▸ **WHAT YOU WILL DO**
Your task is to transcribe all of the records exactly and leave out the pictures.

::: INPUT

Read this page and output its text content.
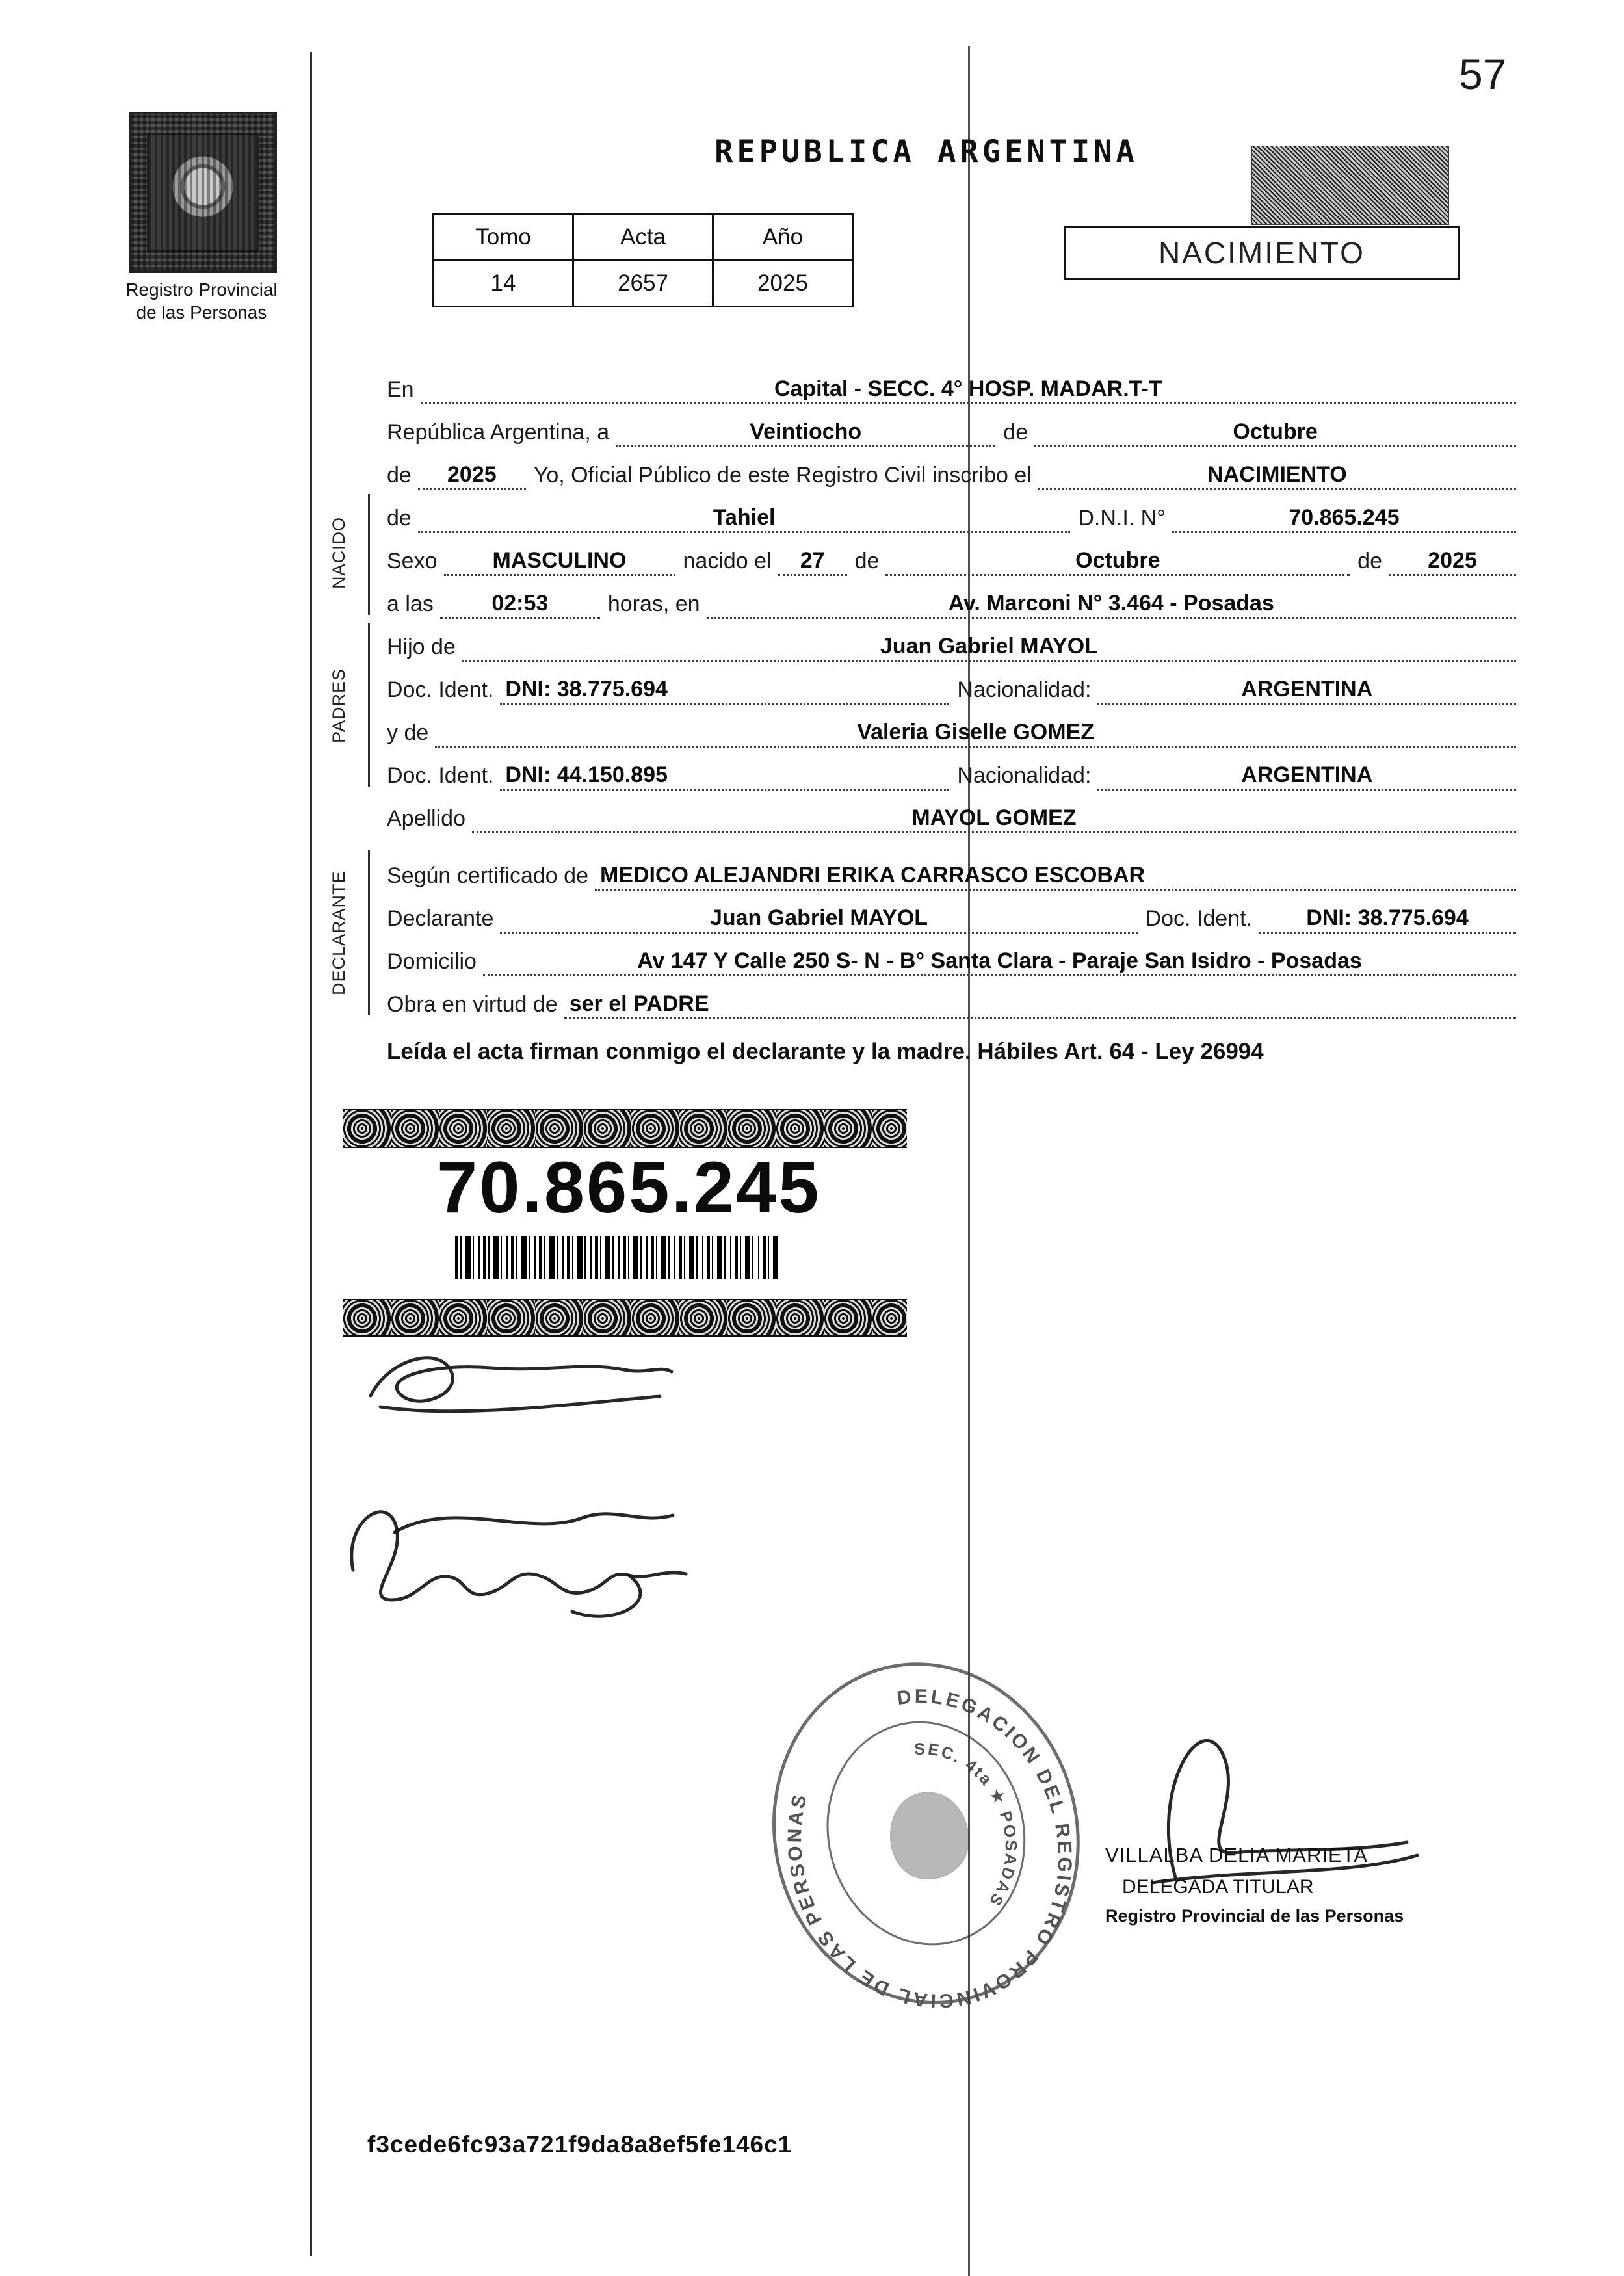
57
REPUBLICA ARGENTINA
Registro Provincial
de las Personas
Tomo	Acta	Año
14	2657	2025
NACIMIENTO
NACIDO
PADRES
DECLARANTE
En	Capital - SECC. 4° HOSP. MADAR.T-T
República Argentina, a	Veintiocho	de	Octubre
de	2025	Yo, Oficial Público de este Registro Civil inscribo el	NACIMIENTO
de	Tahiel	D.N.I. N°	70.865.245
Sexo	MASCULINO	nacido el	27	de	Octubre	de	2025
a las	02:53	horas, en	Av. Marconi N° 3.464 - Posadas
Hijo de	Juan Gabriel MAYOL
Doc. Ident. DNI: 38.775.694	Nacionalidad:	ARGENTINA
y de	Valeria Giselle GOMEZ
Doc. Ident. DNI: 44.150.895	Nacionalidad:	ARGENTINA
Apellido	MAYOL GOMEZ
Según certificado de MEDICO ALEJANDRI ERIKA CARRASCO ESCOBAR
Declarante	Juan Gabriel MAYOL	Doc. Ident.	DNI: 38.775.694
Domicilio	Av 147 Y Calle 250 S- N - B° Santa Clara - Paraje San Isidro - Posadas
Obra en virtud de ser el PADRE
Leída el acta firman conmigo el declarante y la madre. Hábiles Art. 64 - Ley 26994
70.865.245
DELEGACION DEL REGISTRO PROVINCIAL DE LAS PERSONAS
SEC. 4ta ★ POSADAS
VILLALBA DELIA MARIETA
DELEGADA TITULAR
Registro Provincial de las Personas
f3cede6fc93a721f9da8a8ef5fe146c1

::::::

▸ **RESULT FOR THIS TASK**
Read this page and output its text content.
57
REPUBLICA ARGENTINA
Registro Provincial
de las Personas
Tomo	Acta	Año
14	2657	2025
NACIMIENTO
NACIDO
PADRES
DECLARANTE
En	Capital - SECC. 4° HOSP. MADAR.T-T
República Argentina, a	Veintiocho	de	Octubre
de	2025	Yo, Oficial Público de este Registro Civil inscribo el	NACIMIENTO
de	Tahiel	D.N.I. N°	70.865.245
Sexo	MASCULINO	nacido el	27	de	Octubre	de	2025
a las	02:53	horas, en	Av. Marconi N° 3.464 - Posadas
Hijo de	Juan Gabriel MAYOL
Doc. Ident. DNI: 38.775.694	Nacionalidad:	ARGENTINA
y de	Valeria Giselle GOMEZ
Doc. Ident. DNI: 44.150.895	Nacionalidad:	ARGENTINA
Apellido	MAYOL GOMEZ
Según certificado de MEDICO ALEJANDRI ERIKA CARRASCO ESCOBAR
Declarante	Juan Gabriel MAYOL	Doc. Ident.	DNI: 38.775.694
Domicilio	Av 147 Y Calle 250 S- N - B° Santa Clara - Paraje San Isidro - Posadas
Obra en virtud de ser el PADRE
Leída el acta firman conmigo el declarante y la madre. Hábiles Art. 64 - Ley 26994
70.865.245
DELEGACION DEL REGISTRO PROVINCIAL DE LAS PERSONAS
SEC. 4ta ★ POSADAS
VILLALBA DELIA MARIETA
DELEGADA TITULAR
Registro Provincial de las Personas
f3cede6fc93a721f9da8a8ef5fe146c1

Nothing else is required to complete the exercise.